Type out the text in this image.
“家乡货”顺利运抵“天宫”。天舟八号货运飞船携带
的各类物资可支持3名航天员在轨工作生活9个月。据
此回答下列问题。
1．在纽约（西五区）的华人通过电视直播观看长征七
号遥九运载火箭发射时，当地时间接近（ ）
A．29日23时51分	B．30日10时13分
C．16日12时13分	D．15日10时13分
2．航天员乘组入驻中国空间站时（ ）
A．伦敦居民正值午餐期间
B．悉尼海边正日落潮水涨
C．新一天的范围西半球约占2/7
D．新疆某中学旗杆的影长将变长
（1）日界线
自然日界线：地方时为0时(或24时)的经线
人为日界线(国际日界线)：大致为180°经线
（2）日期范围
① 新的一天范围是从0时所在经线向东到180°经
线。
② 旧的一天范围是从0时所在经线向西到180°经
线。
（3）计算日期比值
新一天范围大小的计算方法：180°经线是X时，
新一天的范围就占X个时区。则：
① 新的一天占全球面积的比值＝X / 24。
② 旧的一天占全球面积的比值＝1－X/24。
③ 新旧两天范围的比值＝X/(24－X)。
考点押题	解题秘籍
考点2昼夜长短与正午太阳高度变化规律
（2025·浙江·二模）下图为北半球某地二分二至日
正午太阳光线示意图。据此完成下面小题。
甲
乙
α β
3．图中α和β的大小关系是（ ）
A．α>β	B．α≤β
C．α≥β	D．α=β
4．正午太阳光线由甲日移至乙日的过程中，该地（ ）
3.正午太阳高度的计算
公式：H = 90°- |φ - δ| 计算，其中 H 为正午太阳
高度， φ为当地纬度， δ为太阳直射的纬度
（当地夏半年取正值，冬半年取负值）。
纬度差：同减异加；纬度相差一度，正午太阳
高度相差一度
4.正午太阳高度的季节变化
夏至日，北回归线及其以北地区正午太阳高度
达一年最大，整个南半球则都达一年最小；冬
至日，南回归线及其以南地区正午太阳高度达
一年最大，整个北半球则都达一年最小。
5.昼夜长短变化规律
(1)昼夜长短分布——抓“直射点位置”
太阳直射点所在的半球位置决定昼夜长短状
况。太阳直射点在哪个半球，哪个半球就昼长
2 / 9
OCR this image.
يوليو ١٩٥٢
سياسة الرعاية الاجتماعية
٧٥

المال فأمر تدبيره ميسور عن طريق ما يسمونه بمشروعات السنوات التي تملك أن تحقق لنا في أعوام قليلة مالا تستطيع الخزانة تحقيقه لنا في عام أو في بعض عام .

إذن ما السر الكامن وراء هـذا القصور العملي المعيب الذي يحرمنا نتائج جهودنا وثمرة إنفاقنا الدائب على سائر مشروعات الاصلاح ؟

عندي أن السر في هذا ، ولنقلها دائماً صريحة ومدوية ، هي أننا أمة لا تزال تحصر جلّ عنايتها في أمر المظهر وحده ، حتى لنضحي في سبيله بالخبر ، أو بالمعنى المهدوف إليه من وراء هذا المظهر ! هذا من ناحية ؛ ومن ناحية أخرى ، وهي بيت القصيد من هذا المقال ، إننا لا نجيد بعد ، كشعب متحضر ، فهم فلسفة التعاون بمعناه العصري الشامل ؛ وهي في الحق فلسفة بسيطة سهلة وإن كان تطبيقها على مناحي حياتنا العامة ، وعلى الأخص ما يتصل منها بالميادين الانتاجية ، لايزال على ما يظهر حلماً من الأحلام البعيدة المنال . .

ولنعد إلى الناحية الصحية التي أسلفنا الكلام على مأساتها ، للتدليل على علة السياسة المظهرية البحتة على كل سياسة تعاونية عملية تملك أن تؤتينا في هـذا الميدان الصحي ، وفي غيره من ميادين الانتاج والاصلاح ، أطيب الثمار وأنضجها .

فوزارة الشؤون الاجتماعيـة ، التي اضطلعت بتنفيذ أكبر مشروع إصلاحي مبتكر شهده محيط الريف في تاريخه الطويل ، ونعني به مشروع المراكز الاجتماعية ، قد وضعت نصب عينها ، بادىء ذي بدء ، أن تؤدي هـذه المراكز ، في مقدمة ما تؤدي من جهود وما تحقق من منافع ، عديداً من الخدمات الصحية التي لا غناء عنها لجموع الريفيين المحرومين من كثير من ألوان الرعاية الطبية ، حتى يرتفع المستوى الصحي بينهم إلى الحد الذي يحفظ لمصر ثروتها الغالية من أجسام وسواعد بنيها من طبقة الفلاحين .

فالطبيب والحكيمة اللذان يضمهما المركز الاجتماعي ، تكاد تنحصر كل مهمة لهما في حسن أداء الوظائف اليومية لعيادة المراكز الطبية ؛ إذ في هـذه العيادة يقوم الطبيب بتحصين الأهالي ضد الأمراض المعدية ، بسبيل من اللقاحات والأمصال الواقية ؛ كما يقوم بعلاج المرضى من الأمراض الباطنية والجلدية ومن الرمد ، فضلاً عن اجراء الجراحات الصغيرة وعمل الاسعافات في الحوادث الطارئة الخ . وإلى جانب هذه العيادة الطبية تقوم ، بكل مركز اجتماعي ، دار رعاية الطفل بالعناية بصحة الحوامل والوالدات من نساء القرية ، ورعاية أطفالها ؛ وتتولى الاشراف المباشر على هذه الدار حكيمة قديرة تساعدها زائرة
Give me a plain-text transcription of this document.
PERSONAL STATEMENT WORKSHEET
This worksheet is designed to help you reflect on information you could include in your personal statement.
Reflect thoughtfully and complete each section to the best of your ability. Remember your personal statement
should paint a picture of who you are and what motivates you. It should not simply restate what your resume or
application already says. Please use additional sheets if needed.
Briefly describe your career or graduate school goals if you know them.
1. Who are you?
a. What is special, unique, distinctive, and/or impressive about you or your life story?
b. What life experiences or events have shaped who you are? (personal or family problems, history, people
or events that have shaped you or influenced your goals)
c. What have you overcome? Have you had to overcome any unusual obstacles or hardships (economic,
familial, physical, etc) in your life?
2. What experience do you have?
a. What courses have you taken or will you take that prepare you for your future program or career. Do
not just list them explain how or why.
--
Task description: Faithfully transcribe the whole of the data.

Written reply:
Type out the text in this image.
“家乡货”顺利运抵“天宫”。天舟八号货运飞船携带
的各类物资可支持3名航天员在轨工作生活9个月。据
此回答下列问题。
1．在纽约（西五区）的华人通过电视直播观看长征七
号遥九运载火箭发射时，当地时间接近（ ）
A．29日23时51分	B．30日10时13分
C．16日12时13分	D．15日10时13分
2．航天员乘组入驻中国空间站时（ ）
A．伦敦居民正值午餐期间
B．悉尼海边正日落潮水涨
C．新一天的范围西半球约占2/7
D．新疆某中学旗杆的影长将变长
（1）日界线
自然日界线：地方时为0时(或24时)的经线
人为日界线(国际日界线)：大致为180°经线
（2）日期范围
① 新的一天范围是从0时所在经线向东到180°经
线。
② 旧的一天范围是从0时所在经线向西到180°经
线。
（3）计算日期比值
新一天范围大小的计算方法：180°经线是X时，
新一天的范围就占X个时区。则：
① 新的一天占全球面积的比值＝X / 24。
② 旧的一天占全球面积的比值＝1－X/24。
③ 新旧两天范围的比值＝X/(24－X)。
考点押题	解题秘籍
考点2昼夜长短与正午太阳高度变化规律
（2025·浙江·二模）下图为北半球某地二分二至日
正午太阳光线示意图。据此完成下面小题。
甲
乙
α β
3．图中α和β的大小关系是（ ）
A．α>β	B．α≤β
C．α≥β	D．α=β
4．正午太阳光线由甲日移至乙日的过程中，该地（ ）
3.正午太阳高度的计算
公式：H = 90°- |φ - δ| 计算，其中 H 为正午太阳
高度， φ为当地纬度， δ为太阳直射的纬度
（当地夏半年取正值，冬半年取负值）。
纬度差：同减异加；纬度相差一度，正午太阳
高度相差一度
4.正午太阳高度的季节变化
夏至日，北回归线及其以北地区正午太阳高度
达一年最大，整个南半球则都达一年最小；冬
至日，南回归线及其以南地区正午太阳高度达
一年最大，整个北半球则都达一年最小。
5.昼夜长短变化规律
(1)昼夜长短分布——抓“直射点位置”
太阳直射点所在的半球位置决定昼夜长短状
况。太阳直射点在哪个半球，哪个半球就昼长
2 / 9
OCR this image.
يوليو ١٩٥٢
سياسة الرعاية الاجتماعية
٧٥

المال فأمر تدبيره ميسور عن طريق ما يسمونه بمشروعات السنوات التي تملك أن تحقق لنا في أعوام قليلة مالا تستطيع الخزانة تحقيقه لنا في عام أو في بعض عام .

إذن ما السر الكامن وراء هـذا القصور العملي المعيب الذي يحرمنا نتائج جهودنا وثمرة إنفاقنا الدائب على سائر مشروعات الاصلاح ؟

عندي أن السر في هذا ، ولنقلها دائماً صريحة ومدوية ، هي أننا أمة لا تزال تحصر جلّ عنايتها في أمر المظهر وحده ، حتى لنضحي في سبيله بالخبر ، أو بالمعنى المهدوف إليه من وراء هذا المظهر ! هذا من ناحية ؛ ومن ناحية أخرى ، وهي بيت القصيد من هذا المقال ، إننا لا نجيد بعد ، كشعب متحضر ، فهم فلسفة التعاون بمعناه العصري الشامل ؛ وهي في الحق فلسفة بسيطة سهلة وإن كان تطبيقها على مناحي حياتنا العامة ، وعلى الأخص ما يتصل منها بالميادين الانتاجية ، لايزال على ما يظهر حلماً من الأحلام البعيدة المنال . .

ولنعد إلى الناحية الصحية التي أسلفنا الكلام على مأساتها ، للتدليل على علة السياسة المظهرية البحتة على كل سياسة تعاونية عملية تملك أن تؤتينا في هـذا الميدان الصحي ، وفي غيره من ميادين الانتاج والاصلاح ، أطيب الثمار وأنضجها .

فوزارة الشؤون الاجتماعيـة ، التي اضطلعت بتنفيذ أكبر مشروع إصلاحي مبتكر شهده محيط الريف في تاريخه الطويل ، ونعني به مشروع المراكز الاجتماعية ، قد وضعت نصب عينها ، بادىء ذي بدء ، أن تؤدي هـذه المراكز ، في مقدمة ما تؤدي من جهود وما تحقق من منافع ، عديداً من الخدمات الصحية التي لا غناء عنها لجموع الريفيين المحرومين من كثير من ألوان الرعاية الطبية ، حتى يرتفع المستوى الصحي بينهم إلى الحد الذي يحفظ لمصر ثروتها الغالية من أجسام وسواعد بنيها من طبقة الفلاحين .

فالطبيب والحكيمة اللذان يضمهما المركز الاجتماعي ، تكاد تنحصر كل مهمة لهما في حسن أداء الوظائف اليومية لعيادة المراكز الطبية ؛ إذ في هـذه العيادة يقوم الطبيب بتحصين الأهالي ضد الأمراض المعدية ، بسبيل من اللقاحات والأمصال الواقية ؛ كما يقوم بعلاج المرضى من الأمراض الباطنية والجلدية ومن الرمد ، فضلاً عن اجراء الجراحات الصغيرة وعمل الاسعافات في الحوادث الطارئة الخ . وإلى جانب هذه العيادة الطبية تقوم ، بكل مركز اجتماعي ، دار رعاية الطفل بالعناية بصحة الحوامل والوالدات من نساء القرية ، ورعاية أطفالها ؛ وتتولى الاشراف المباشر على هذه الدار حكيمة قديرة تساعدها زائرة
Give me a plain-text transcription of this document.
PERSONAL STATEMENT WORKSHEET
This worksheet is designed to help you reflect on information you could include in your personal statement.
Reflect thoughtfully and complete each section to the best of your ability. Remember your personal statement
should paint a picture of who you are and what motivates you. It should not simply restate what your resume or
application already says. Please use additional sheets if needed.
Briefly describe your career or graduate school goals if you know them.
1. Who are you?
a. What is special, unique, distinctive, and/or impressive about you or your life story?
b. What life experiences or events have shaped who you are? (personal or family problems, history, people
or events that have shaped you or influenced your goals)
c. What have you overcome? Have you had to overcome any unusual obstacles or hardships (economic,
familial, physical, etc) in your life?
2. What experience do you have?
a. What courses have you taken or will you take that prepare you for your future program or career. Do
not just list them explain how or why.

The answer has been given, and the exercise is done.